**WRITTEN REQUEST:** Find each line with the string "user" and copy it.

(Records)

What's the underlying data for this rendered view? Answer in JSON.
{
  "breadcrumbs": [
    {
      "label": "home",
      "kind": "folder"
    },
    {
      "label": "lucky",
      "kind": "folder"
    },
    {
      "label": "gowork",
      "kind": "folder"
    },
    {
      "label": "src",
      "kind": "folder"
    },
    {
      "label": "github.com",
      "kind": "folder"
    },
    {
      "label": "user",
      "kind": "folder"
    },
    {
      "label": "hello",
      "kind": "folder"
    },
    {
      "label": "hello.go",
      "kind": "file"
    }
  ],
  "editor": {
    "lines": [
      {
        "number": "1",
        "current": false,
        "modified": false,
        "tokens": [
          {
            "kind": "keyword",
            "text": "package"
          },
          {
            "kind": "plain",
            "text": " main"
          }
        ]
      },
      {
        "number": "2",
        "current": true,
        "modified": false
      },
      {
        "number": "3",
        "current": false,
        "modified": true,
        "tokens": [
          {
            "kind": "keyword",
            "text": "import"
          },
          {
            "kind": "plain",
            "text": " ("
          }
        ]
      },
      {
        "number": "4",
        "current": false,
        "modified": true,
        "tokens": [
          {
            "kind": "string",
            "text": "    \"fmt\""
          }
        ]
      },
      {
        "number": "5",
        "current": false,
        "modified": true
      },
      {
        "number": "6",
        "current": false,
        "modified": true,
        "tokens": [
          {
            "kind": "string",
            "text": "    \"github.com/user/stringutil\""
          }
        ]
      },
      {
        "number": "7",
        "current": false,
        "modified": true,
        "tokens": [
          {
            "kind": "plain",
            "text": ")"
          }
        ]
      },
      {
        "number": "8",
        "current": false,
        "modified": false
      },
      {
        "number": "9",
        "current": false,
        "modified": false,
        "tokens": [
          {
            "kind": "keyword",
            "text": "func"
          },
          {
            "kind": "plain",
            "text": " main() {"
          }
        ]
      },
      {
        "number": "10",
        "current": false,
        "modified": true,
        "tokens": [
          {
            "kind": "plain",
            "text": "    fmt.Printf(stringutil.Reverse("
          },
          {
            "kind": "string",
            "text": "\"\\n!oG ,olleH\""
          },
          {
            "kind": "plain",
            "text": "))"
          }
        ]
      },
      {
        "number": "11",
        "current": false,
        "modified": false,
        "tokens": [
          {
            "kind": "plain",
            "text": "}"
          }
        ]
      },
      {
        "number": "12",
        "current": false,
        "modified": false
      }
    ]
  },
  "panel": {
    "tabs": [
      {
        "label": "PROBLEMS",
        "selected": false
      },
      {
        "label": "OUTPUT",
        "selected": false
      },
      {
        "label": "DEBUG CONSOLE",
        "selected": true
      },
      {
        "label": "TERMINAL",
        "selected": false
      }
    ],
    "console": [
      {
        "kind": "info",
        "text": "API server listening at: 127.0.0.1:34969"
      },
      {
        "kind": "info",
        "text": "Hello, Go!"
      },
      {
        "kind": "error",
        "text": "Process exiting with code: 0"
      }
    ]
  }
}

**RESULT FOR THIS TASK:**
      "label": "user",
            "text": "    \"github.com/user/stringutil\""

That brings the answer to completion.